Reproduce the Ephysteris synecta article below word for word from "The wingspan is" to "are pale grey.".

**Extract to read:**
◇ ◇ ◇ ◇

Ephysteris synecta

Scientific classification
- Kingdom: Animalia
- Phylum: Arthropoda
- Class: Insecta
- Order: Lepidoptera
- Family: Gelechiidae
- Genus: Ephysteris
- Species: E. synecta
- Binomial name: Ephysteris synecta (Meyrick, 1909)
- Synonyms: Gnorimoschema synecta Meyrick, 1909; Microcraspedus synecta;

= Ephysteris synecta =

- Authority: (Meyrick, 1909)
- Synonyms: Gnorimoschema synecta Meyrick, 1909, Microcraspedus synecta

Species of moth

Ephysteris synecta is a moth in the family Gelechiidae. It was described by Edward Meyrick in 1909. It is found in Namibia, Zimbabwe and Gauteng, South Africa.

The wingspan is 10–11 mm. The forewings are fuscous irrorated (sprinkled) with dark fuscous in males and whitish ochreous irrorated with blackish in females. There are pale ochreous spots beneath the costa at one-sixth and one-third, between which are traces of an oblique bar of somewhat darker suffusion. The base of the dorsum is whitish ochreous and there are some ochreous markings about the fold towards the base. The stigmata are dark fuscous surrounded with rather deep ochreous, the plical rather obliquely before the first discal, the second discal somewhat below the middle. There are also whitish-ochreous spots on the tornus and costa opposite. The hindwings are pale grey.

◇ ◇ ◇ ◇

**Material supplied:**
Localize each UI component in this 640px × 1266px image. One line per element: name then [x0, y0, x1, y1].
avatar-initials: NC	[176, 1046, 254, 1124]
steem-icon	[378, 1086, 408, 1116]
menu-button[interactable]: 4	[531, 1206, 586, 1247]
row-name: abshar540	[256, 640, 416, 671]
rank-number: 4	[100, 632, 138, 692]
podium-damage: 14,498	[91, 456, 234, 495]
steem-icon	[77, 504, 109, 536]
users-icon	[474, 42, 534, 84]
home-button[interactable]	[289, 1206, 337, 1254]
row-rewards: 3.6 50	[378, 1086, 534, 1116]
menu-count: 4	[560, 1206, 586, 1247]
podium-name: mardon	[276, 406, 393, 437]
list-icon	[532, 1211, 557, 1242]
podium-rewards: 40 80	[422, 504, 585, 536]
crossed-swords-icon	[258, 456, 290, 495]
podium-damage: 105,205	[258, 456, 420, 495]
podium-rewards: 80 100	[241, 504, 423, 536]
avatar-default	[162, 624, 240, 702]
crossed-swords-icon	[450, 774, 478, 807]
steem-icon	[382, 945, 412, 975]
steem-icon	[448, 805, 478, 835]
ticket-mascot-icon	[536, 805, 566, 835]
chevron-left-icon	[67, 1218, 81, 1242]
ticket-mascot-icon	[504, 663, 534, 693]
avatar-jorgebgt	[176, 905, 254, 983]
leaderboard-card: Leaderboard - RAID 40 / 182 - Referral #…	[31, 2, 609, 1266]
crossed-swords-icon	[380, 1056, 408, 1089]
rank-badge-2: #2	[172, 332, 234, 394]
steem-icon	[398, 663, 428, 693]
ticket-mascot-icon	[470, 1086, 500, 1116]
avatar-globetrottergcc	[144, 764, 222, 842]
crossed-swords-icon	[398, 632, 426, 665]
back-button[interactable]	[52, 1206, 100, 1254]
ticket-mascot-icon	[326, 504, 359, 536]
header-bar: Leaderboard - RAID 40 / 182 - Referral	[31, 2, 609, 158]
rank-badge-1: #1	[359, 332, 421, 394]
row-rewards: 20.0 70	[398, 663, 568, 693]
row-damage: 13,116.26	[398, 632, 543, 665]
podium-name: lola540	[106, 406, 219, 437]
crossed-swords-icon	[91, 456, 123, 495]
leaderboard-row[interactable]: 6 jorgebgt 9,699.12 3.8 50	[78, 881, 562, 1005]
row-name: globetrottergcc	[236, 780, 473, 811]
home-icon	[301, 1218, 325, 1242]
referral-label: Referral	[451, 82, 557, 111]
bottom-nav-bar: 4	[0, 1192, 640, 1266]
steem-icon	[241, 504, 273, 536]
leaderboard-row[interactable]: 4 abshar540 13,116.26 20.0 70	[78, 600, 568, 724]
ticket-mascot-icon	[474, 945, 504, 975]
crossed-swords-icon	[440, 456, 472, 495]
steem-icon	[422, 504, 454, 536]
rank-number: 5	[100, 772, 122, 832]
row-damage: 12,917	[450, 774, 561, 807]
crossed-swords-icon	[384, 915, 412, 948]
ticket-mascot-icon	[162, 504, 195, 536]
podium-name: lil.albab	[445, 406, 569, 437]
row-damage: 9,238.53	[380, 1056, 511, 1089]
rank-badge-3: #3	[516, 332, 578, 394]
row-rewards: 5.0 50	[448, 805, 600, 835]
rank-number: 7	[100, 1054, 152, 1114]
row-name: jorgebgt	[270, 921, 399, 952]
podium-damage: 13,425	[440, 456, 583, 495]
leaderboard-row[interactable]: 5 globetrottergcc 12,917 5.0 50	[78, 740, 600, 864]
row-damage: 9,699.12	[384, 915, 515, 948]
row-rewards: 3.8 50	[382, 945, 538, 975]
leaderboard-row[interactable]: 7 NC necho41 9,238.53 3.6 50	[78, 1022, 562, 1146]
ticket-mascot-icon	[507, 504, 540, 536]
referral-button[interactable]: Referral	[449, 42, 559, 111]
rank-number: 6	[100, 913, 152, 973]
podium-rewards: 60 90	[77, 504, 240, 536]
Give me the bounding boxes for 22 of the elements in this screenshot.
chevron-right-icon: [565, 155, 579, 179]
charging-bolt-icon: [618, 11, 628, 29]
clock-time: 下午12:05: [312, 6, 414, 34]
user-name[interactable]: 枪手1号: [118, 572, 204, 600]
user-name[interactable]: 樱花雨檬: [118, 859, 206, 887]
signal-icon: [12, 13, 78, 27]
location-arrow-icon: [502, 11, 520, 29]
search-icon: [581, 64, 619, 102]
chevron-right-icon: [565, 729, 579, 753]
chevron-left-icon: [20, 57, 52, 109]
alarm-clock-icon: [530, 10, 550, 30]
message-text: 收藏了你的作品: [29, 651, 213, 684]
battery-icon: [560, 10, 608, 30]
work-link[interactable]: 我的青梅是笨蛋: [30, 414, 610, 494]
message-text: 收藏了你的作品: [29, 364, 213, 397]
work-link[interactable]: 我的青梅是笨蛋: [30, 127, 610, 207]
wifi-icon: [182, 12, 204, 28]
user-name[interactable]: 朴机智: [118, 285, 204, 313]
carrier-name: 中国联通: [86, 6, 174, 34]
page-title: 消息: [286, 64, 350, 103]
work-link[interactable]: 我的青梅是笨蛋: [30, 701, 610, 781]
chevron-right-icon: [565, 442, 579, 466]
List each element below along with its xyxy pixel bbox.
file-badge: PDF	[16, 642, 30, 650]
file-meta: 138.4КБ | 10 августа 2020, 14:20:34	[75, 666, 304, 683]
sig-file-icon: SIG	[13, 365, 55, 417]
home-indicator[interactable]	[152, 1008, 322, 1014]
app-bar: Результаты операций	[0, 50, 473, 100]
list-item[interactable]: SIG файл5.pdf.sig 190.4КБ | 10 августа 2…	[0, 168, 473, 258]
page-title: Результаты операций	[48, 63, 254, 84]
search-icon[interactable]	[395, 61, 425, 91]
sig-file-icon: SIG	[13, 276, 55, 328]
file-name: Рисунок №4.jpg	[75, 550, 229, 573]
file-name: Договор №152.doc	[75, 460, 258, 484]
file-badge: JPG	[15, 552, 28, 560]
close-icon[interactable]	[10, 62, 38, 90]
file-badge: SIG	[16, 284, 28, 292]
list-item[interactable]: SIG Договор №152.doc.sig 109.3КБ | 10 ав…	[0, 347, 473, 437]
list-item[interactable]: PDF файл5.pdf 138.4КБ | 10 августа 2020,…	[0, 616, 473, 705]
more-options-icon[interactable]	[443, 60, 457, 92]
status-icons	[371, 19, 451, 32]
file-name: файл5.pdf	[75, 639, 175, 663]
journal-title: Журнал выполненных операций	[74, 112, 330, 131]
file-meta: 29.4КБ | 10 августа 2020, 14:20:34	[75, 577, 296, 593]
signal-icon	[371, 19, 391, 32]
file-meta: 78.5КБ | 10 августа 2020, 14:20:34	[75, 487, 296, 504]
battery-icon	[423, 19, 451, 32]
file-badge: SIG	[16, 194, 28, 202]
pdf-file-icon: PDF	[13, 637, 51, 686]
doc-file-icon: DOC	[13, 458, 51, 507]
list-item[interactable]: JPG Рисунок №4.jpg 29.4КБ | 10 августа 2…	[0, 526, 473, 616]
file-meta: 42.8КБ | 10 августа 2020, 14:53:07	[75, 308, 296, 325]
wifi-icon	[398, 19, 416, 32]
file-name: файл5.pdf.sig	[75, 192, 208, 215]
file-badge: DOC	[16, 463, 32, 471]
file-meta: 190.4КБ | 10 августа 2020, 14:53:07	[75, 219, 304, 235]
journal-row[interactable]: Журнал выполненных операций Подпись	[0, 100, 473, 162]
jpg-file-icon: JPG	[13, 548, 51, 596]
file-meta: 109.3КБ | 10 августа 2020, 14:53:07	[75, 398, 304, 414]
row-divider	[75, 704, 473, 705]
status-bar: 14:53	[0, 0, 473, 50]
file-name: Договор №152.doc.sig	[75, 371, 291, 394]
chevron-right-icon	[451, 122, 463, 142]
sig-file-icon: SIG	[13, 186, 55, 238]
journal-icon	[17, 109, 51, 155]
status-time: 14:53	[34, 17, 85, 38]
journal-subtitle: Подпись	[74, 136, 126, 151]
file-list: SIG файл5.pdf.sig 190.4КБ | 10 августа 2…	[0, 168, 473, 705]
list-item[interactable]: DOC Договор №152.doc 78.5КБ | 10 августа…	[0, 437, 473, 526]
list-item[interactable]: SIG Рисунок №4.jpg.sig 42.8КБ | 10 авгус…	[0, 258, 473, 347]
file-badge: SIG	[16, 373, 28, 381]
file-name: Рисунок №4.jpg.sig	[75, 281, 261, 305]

◇ ◇ ◇ ◇

**Answer box:**
The wingspan is 10–11 mm. The forewings are fuscous irrorated (sprinkled) with dark fuscous in males and whitish ochreous irrorated with blackish in females. There are pale ochreous spots beneath the costa at one-sixth and one-third, between which are traces of an oblique bar of somewhat darker suffusion. The base of the dorsum is whitish ochreous and there are some ochreous markings about the fold towards the base. The stigmata are dark fuscous surrounded with rather deep ochreous, the plical rather obliquely before the first discal, the second discal somewhat below the middle. There are also whitish-ochreous spots on the tornus and costa opposite. The hindwings are pale grey.